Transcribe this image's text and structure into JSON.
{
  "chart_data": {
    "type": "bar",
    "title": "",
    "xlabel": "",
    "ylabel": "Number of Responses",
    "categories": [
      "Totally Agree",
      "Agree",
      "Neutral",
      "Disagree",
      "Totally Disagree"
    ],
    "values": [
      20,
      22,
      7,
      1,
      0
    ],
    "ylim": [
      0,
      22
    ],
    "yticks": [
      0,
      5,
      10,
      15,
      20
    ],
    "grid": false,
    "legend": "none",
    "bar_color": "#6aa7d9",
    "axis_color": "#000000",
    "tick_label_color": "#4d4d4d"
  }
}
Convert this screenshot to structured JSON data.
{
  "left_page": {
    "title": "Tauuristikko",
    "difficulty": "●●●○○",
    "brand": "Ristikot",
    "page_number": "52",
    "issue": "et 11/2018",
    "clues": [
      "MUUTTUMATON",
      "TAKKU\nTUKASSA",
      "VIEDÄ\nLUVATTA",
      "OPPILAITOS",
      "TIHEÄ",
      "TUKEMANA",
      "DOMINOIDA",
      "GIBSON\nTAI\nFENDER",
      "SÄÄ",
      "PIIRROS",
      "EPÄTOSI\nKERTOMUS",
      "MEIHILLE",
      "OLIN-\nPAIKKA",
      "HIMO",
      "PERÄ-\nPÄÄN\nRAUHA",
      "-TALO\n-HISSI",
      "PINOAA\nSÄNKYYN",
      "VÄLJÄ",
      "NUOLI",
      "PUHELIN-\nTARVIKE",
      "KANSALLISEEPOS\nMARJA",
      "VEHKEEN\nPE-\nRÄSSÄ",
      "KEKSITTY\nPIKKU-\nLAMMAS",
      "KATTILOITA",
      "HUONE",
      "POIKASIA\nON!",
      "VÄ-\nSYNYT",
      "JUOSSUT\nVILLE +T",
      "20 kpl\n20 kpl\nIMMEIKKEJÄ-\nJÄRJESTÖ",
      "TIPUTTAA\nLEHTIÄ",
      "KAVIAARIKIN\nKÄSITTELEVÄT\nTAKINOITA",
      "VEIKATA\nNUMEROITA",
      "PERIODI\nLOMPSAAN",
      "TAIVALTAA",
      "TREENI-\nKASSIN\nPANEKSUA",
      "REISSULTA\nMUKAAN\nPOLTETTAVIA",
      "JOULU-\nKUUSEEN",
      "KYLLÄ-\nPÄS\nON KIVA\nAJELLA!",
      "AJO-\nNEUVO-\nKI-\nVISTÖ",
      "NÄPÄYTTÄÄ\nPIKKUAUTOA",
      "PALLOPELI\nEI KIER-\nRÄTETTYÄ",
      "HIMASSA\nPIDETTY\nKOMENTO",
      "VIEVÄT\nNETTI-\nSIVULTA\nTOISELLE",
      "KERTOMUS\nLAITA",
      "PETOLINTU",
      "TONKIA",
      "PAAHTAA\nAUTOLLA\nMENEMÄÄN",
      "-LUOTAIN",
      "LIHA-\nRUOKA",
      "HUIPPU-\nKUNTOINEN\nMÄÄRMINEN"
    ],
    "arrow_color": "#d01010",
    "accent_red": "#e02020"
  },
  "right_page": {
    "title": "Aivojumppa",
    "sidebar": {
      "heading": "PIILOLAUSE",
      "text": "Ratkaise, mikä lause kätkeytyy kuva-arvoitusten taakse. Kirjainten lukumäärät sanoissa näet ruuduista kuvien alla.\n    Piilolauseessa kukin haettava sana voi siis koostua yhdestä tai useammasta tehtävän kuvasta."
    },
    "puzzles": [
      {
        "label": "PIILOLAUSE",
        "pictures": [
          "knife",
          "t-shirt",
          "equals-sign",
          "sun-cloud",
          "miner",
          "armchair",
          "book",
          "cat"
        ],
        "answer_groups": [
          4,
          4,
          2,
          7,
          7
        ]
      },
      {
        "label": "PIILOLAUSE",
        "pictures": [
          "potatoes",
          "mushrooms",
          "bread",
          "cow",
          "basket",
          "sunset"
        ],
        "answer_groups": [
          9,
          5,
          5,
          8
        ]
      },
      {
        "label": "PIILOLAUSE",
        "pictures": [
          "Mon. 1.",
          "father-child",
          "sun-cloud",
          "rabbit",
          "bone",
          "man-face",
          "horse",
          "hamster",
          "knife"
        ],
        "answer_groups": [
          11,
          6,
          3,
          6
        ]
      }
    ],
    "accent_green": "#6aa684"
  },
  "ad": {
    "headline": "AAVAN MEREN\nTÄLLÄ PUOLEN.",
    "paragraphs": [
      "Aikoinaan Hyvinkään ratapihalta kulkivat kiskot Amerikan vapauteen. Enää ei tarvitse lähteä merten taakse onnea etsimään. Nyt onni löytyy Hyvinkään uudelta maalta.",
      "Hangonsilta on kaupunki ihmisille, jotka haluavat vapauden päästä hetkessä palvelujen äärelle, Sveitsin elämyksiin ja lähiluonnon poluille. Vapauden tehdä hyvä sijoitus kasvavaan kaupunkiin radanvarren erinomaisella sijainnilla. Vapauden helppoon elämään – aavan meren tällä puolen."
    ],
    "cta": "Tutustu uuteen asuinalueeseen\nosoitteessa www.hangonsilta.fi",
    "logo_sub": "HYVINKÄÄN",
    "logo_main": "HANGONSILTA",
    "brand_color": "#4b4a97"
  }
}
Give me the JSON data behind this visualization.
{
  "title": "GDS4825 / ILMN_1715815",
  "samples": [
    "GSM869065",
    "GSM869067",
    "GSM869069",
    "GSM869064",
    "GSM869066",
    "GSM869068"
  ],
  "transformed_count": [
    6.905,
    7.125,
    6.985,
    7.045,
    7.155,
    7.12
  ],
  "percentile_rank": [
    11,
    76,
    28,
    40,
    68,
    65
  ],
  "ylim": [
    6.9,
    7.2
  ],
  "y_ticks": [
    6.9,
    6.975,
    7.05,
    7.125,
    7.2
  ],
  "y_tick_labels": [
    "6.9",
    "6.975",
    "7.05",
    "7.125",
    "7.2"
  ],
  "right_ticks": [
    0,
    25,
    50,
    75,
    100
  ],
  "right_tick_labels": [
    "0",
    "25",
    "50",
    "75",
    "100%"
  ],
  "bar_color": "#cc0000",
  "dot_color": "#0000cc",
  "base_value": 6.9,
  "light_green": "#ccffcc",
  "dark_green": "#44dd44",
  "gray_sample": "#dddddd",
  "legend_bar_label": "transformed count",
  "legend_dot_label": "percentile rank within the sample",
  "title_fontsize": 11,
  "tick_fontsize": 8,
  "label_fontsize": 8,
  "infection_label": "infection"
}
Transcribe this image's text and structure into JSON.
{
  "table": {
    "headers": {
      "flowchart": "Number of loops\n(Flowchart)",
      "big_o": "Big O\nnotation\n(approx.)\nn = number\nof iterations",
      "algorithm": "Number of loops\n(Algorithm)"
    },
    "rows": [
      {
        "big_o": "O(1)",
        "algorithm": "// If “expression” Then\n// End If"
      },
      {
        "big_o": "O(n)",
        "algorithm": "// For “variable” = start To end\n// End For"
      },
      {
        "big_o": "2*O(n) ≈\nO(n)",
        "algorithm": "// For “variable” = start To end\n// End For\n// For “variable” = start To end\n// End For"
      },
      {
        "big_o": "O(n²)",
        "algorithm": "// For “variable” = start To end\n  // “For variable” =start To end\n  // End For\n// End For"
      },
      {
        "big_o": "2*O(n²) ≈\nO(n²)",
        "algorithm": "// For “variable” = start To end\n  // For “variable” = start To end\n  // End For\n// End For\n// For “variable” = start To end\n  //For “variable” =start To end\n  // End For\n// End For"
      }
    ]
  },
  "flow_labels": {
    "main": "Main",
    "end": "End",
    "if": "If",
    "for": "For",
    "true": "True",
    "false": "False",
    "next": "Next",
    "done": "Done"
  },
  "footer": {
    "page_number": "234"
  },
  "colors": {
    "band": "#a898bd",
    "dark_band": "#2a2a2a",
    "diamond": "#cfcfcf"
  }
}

== WHAT YOU ARE ASKED TO DO ==
Scan the listing above. Gather each line that contains the word "start".

== ANSWER IN FULL ==
        "algorithm": "// For “variable” = start To end\n// End For"
        "algorithm": "// For “variable” = start To end\n// End For\n// For “variable” = start To end\n// End For"
        "algorithm": "// For “variable” = start To end\n  // “For variable” =start To end\n  // End For\n// End For"
        "algorithm": "// For “variable” = start To end\n  // For “variable” = start To end\n  // End For\n// End For\n// For “variable” = start To end\n  //For “variable” =start To end\n  // End For\n// End For"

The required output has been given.